- REQUIREMENT -
Write out the listing beneath this instruction in its entirety, exactly as it reads.
+++++
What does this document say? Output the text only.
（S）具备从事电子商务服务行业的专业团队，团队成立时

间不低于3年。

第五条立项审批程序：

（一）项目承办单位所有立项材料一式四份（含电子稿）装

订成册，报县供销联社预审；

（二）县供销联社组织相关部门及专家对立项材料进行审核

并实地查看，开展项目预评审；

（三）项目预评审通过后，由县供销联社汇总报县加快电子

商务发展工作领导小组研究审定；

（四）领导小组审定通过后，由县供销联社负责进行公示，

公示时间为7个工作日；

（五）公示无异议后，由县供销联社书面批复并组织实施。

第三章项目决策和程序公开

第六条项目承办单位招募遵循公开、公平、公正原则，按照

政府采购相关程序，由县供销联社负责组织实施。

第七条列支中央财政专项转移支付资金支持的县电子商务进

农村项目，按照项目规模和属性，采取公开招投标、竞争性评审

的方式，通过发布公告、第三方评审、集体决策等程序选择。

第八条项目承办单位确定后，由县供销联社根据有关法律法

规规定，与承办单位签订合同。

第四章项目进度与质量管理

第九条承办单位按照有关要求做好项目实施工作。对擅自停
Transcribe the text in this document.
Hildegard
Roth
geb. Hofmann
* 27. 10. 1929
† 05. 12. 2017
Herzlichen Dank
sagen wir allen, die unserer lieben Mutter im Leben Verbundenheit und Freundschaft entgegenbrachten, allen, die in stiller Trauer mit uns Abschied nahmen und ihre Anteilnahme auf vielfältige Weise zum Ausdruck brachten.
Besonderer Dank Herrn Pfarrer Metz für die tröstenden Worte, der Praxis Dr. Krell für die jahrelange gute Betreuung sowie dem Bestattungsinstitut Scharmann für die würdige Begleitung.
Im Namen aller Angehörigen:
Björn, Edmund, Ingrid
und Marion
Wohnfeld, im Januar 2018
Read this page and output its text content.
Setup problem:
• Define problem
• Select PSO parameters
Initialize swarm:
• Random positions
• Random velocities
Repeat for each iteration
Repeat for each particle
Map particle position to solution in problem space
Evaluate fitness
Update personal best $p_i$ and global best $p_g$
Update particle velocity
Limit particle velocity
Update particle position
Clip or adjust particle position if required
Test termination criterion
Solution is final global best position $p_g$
+++++
- SOLUTION TO THE PROBLEM -
What does this document say? Output the text only.
（S）具备从事电子商务服务行业的专业团队，团队成立时

间不低于3年。

第五条立项审批程序：

（一）项目承办单位所有立项材料一式四份（含电子稿）装

订成册，报县供销联社预审；

（二）县供销联社组织相关部门及专家对立项材料进行审核

并实地查看，开展项目预评审；

（三）项目预评审通过后，由县供销联社汇总报县加快电子

商务发展工作领导小组研究审定；

（四）领导小组审定通过后，由县供销联社负责进行公示，

公示时间为7个工作日；

（五）公示无异议后，由县供销联社书面批复并组织实施。

第三章项目决策和程序公开

第六条项目承办单位招募遵循公开、公平、公正原则，按照

政府采购相关程序，由县供销联社负责组织实施。

第七条列支中央财政专项转移支付资金支持的县电子商务进

农村项目，按照项目规模和属性，采取公开招投标、竞争性评审

的方式，通过发布公告、第三方评审、集体决策等程序选择。

第八条项目承办单位确定后，由县供销联社根据有关法律法

规规定，与承办单位签订合同。

第四章项目进度与质量管理

第九条承办单位按照有关要求做好项目实施工作。对擅自停
Transcribe the text in this document.
Hildegard
Roth
geb. Hofmann
* 27. 10. 1929
† 05. 12. 2017
Herzlichen Dank
sagen wir allen, die unserer lieben Mutter im Leben Verbundenheit und Freundschaft entgegenbrachten, allen, die in stiller Trauer mit uns Abschied nahmen und ihre Anteilnahme auf vielfältige Weise zum Ausdruck brachten.
Besonderer Dank Herrn Pfarrer Metz für die tröstenden Worte, der Praxis Dr. Krell für die jahrelange gute Betreuung sowie dem Bestattungsinstitut Scharmann für die würdige Begleitung.
Im Namen aller Angehörigen:
Björn, Edmund, Ingrid
und Marion
Wohnfeld, im Januar 2018
Read this page and output its text content.
Setup problem:
• Define problem
• Select PSO parameters
Initialize swarm:
• Random positions
• Random velocities
Repeat for each iteration
Repeat for each particle
Map particle position to solution in problem space
Evaluate fitness
Update personal best $p_i$ and global best $p_g$
Update particle velocity
Limit particle velocity
Update particle position
Clip or adjust particle position if required
Test termination criterion
Solution is final global best position $p_g$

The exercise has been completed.